» **TASK BRIEF**: With the pictures omitted, write out the entries that follow exactly as they stand.

» **AVAILABLE RECORDS**:
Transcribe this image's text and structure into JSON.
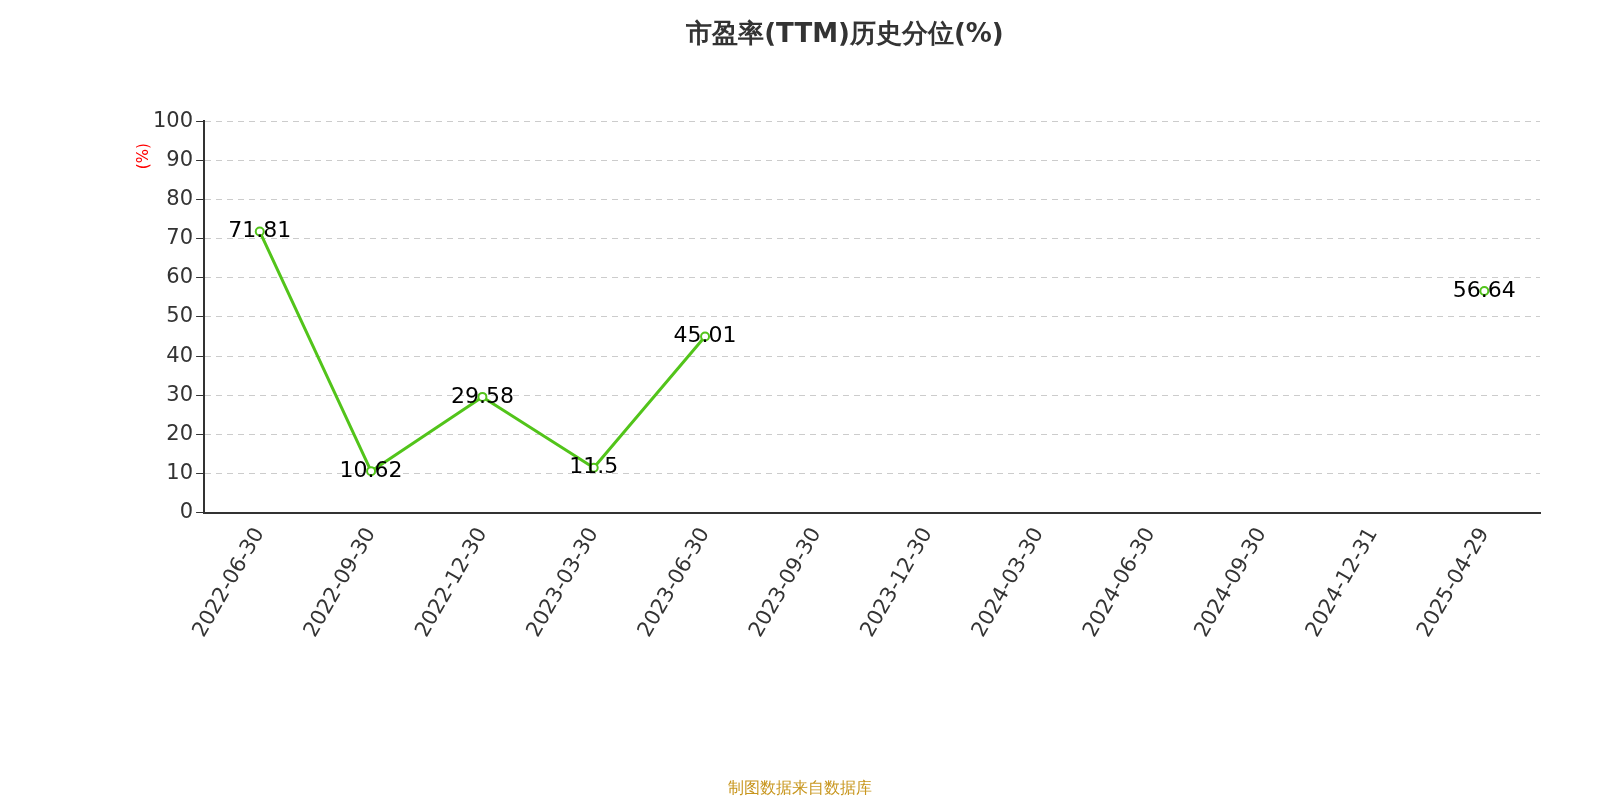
{
  "chart_data": {
    "type": "line",
    "title": "市盈率(TTM)历史分位(%)",
    "ylabel": "(%)",
    "categories": [
      "2022-06-30",
      "2022-09-30",
      "2022-12-30",
      "2023-03-30",
      "2023-06-30",
      "2023-09-30",
      "2023-12-30",
      "2024-03-30",
      "2024-06-30",
      "2024-09-30",
      "2024-12-31",
      "2025-04-29"
    ],
    "series": [
      {
        "color": "#52c41a",
        "values": [
          71.81,
          10.62,
          29.58,
          11.5,
          45.01,
          null,
          null,
          null,
          null,
          null,
          null,
          56.64
        ]
      }
    ],
    "ylim": [
      0,
      100
    ],
    "yticks": [
      0,
      10,
      20,
      30,
      40,
      50,
      60,
      70,
      80,
      90,
      100
    ],
    "grid": "y",
    "legend": false,
    "marker": "circle",
    "line_style": "solid",
    "data_labels": true,
    "annotations": [
      "制图数据来自数据库"
    ]
  }
}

» **TASK ANSWER**:
Transcribe this image's text and structure into JSON.
{
  "chart_data": {
    "type": "line",
    "title": "市盈率(TTM)历史分位(%)",
    "ylabel": "(%)",
    "categories": [
      "2022-06-30",
      "2022-09-30",
      "2022-12-30",
      "2023-03-30",
      "2023-06-30",
      "2023-09-30",
      "2023-12-30",
      "2024-03-30",
      "2024-06-30",
      "2024-09-30",
      "2024-12-31",
      "2025-04-29"
    ],
    "series": [
      {
        "color": "#52c41a",
        "values": [
          71.81,
          10.62,
          29.58,
          11.5,
          45.01,
          null,
          null,
          null,
          null,
          null,
          null,
          56.64
        ]
      }
    ],
    "ylim": [
      0,
      100
    ],
    "yticks": [
      0,
      10,
      20,
      30,
      40,
      50,
      60,
      70,
      80,
      90,
      100
    ],
    "grid": "y",
    "legend": false,
    "marker": "circle",
    "line_style": "solid",
    "data_labels": true,
    "annotations": [
      "制图数据来自数据库"
    ]
  }
}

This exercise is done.